Stored entries:
## start

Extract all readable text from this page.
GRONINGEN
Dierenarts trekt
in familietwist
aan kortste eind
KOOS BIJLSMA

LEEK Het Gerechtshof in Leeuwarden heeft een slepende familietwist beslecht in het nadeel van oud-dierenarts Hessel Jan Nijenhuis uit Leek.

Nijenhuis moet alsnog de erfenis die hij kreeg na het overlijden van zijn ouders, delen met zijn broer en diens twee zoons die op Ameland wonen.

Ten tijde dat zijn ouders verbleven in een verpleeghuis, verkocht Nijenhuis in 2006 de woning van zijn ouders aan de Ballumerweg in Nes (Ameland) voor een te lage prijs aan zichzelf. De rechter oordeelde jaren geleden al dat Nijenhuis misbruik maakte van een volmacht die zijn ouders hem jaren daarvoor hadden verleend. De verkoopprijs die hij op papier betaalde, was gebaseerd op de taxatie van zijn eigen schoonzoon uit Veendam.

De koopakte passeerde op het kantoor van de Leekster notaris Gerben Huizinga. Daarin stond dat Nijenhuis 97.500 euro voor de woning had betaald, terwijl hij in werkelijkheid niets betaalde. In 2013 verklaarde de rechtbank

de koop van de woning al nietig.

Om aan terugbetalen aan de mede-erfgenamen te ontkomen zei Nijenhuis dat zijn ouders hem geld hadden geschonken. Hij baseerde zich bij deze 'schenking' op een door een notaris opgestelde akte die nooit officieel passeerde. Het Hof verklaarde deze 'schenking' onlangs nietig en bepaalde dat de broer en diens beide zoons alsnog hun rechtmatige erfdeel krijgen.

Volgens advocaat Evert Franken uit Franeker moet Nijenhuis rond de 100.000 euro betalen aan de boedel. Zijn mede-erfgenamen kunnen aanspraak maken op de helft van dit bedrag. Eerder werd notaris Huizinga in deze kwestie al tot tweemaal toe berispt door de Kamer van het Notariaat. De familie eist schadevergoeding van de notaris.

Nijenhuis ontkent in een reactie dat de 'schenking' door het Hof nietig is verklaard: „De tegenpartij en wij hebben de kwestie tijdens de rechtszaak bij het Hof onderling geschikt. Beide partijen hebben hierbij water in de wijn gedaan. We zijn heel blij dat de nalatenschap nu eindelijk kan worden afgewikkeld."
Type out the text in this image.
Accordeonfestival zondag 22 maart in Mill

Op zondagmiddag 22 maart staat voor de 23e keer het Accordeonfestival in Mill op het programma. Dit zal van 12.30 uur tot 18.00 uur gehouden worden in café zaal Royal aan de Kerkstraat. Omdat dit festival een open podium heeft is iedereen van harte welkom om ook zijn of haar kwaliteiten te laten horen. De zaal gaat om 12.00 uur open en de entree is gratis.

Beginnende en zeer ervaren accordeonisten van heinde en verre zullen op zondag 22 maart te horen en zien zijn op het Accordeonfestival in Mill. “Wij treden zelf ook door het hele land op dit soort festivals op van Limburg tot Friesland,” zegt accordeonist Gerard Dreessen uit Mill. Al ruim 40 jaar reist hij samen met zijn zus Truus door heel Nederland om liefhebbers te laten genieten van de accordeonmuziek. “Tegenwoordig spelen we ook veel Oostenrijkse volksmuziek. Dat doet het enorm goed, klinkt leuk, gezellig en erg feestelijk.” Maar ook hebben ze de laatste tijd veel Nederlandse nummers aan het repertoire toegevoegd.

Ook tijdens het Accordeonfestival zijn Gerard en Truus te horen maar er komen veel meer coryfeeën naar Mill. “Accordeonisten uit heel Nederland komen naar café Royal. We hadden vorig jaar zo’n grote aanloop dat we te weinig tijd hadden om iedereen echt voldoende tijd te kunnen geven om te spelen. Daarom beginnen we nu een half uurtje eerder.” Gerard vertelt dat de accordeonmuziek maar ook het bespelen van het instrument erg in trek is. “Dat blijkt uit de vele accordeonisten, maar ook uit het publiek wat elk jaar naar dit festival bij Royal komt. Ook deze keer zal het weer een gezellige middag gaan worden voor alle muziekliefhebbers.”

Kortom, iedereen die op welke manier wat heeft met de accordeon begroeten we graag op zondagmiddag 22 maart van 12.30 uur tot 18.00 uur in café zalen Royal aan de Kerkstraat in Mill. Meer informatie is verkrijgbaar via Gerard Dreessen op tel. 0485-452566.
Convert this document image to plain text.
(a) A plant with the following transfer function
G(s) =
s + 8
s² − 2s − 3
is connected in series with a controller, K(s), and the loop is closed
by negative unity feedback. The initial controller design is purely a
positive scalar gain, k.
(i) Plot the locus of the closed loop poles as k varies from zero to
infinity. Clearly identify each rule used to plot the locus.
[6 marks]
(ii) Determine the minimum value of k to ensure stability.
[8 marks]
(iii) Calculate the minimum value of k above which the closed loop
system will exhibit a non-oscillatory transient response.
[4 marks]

## end

Give every line of the material again, exactly as it reads.

ANSWER TO THE TASK =>
Extract all readable text from this page.
GRONINGEN
Dierenarts trekt
in familietwist
aan kortste eind
KOOS BIJLSMA

LEEK Het Gerechtshof in Leeuwarden heeft een slepende familietwist beslecht in het nadeel van oud-dierenarts Hessel Jan Nijenhuis uit Leek.

Nijenhuis moet alsnog de erfenis die hij kreeg na het overlijden van zijn ouders, delen met zijn broer en diens twee zoons die op Ameland wonen.

Ten tijde dat zijn ouders verbleven in een verpleeghuis, verkocht Nijenhuis in 2006 de woning van zijn ouders aan de Ballumerweg in Nes (Ameland) voor een te lage prijs aan zichzelf. De rechter oordeelde jaren geleden al dat Nijenhuis misbruik maakte van een volmacht die zijn ouders hem jaren daarvoor hadden verleend. De verkoopprijs die hij op papier betaalde, was gebaseerd op de taxatie van zijn eigen schoonzoon uit Veendam.

De koopakte passeerde op het kantoor van de Leekster notaris Gerben Huizinga. Daarin stond dat Nijenhuis 97.500 euro voor de woning had betaald, terwijl hij in werkelijkheid niets betaalde. In 2013 verklaarde de rechtbank

de koop van de woning al nietig.

Om aan terugbetalen aan de mede-erfgenamen te ontkomen zei Nijenhuis dat zijn ouders hem geld hadden geschonken. Hij baseerde zich bij deze 'schenking' op een door een notaris opgestelde akte die nooit officieel passeerde. Het Hof verklaarde deze 'schenking' onlangs nietig en bepaalde dat de broer en diens beide zoons alsnog hun rechtmatige erfdeel krijgen.

Volgens advocaat Evert Franken uit Franeker moet Nijenhuis rond de 100.000 euro betalen aan de boedel. Zijn mede-erfgenamen kunnen aanspraak maken op de helft van dit bedrag. Eerder werd notaris Huizinga in deze kwestie al tot tweemaal toe berispt door de Kamer van het Notariaat. De familie eist schadevergoeding van de notaris.

Nijenhuis ontkent in een reactie dat de 'schenking' door het Hof nietig is verklaard: „De tegenpartij en wij hebben de kwestie tijdens de rechtszaak bij het Hof onderling geschikt. Beide partijen hebben hierbij water in de wijn gedaan. We zijn heel blij dat de nalatenschap nu eindelijk kan worden afgewikkeld."
Type out the text in this image.
Accordeonfestival zondag 22 maart in Mill

Op zondagmiddag 22 maart staat voor de 23e keer het Accordeonfestival in Mill op het programma. Dit zal van 12.30 uur tot 18.00 uur gehouden worden in café zaal Royal aan de Kerkstraat. Omdat dit festival een open podium heeft is iedereen van harte welkom om ook zijn of haar kwaliteiten te laten horen. De zaal gaat om 12.00 uur open en de entree is gratis.

Beginnende en zeer ervaren accordeonisten van heinde en verre zullen op zondag 22 maart te horen en zien zijn op het Accordeonfestival in Mill. “Wij treden zelf ook door het hele land op dit soort festivals op van Limburg tot Friesland,” zegt accordeonist Gerard Dreessen uit Mill. Al ruim 40 jaar reist hij samen met zijn zus Truus door heel Nederland om liefhebbers te laten genieten van de accordeonmuziek. “Tegenwoordig spelen we ook veel Oostenrijkse volksmuziek. Dat doet het enorm goed, klinkt leuk, gezellig en erg feestelijk.” Maar ook hebben ze de laatste tijd veel Nederlandse nummers aan het repertoire toegevoegd.

Ook tijdens het Accordeonfestival zijn Gerard en Truus te horen maar er komen veel meer coryfeeën naar Mill. “Accordeonisten uit heel Nederland komen naar café Royal. We hadden vorig jaar zo’n grote aanloop dat we te weinig tijd hadden om iedereen echt voldoende tijd te kunnen geven om te spelen. Daarom beginnen we nu een half uurtje eerder.” Gerard vertelt dat de accordeonmuziek maar ook het bespelen van het instrument erg in trek is. “Dat blijkt uit de vele accordeonisten, maar ook uit het publiek wat elk jaar naar dit festival bij Royal komt. Ook deze keer zal het weer een gezellige middag gaan worden voor alle muziekliefhebbers.”

Kortom, iedereen die op welke manier wat heeft met de accordeon begroeten we graag op zondagmiddag 22 maart van 12.30 uur tot 18.00 uur in café zalen Royal aan de Kerkstraat in Mill. Meer informatie is verkrijgbaar via Gerard Dreessen op tel. 0485-452566.
Convert this document image to plain text.
(a) A plant with the following transfer function
G(s) =
s + 8
s² − 2s − 3
is connected in series with a controller, K(s), and the loop is closed
by negative unity feedback. The initial controller design is purely a
positive scalar gain, k.
(i) Plot the locus of the closed loop poles as k varies from zero to
infinity. Clearly identify each rule used to plot the locus.
[6 marks]
(ii) Determine the minimum value of k to ensure stability.
[8 marks]
(iii) Calculate the minimum value of k above which the closed loop
system will exhibit a non-oscillatory transient response.
[4 marks]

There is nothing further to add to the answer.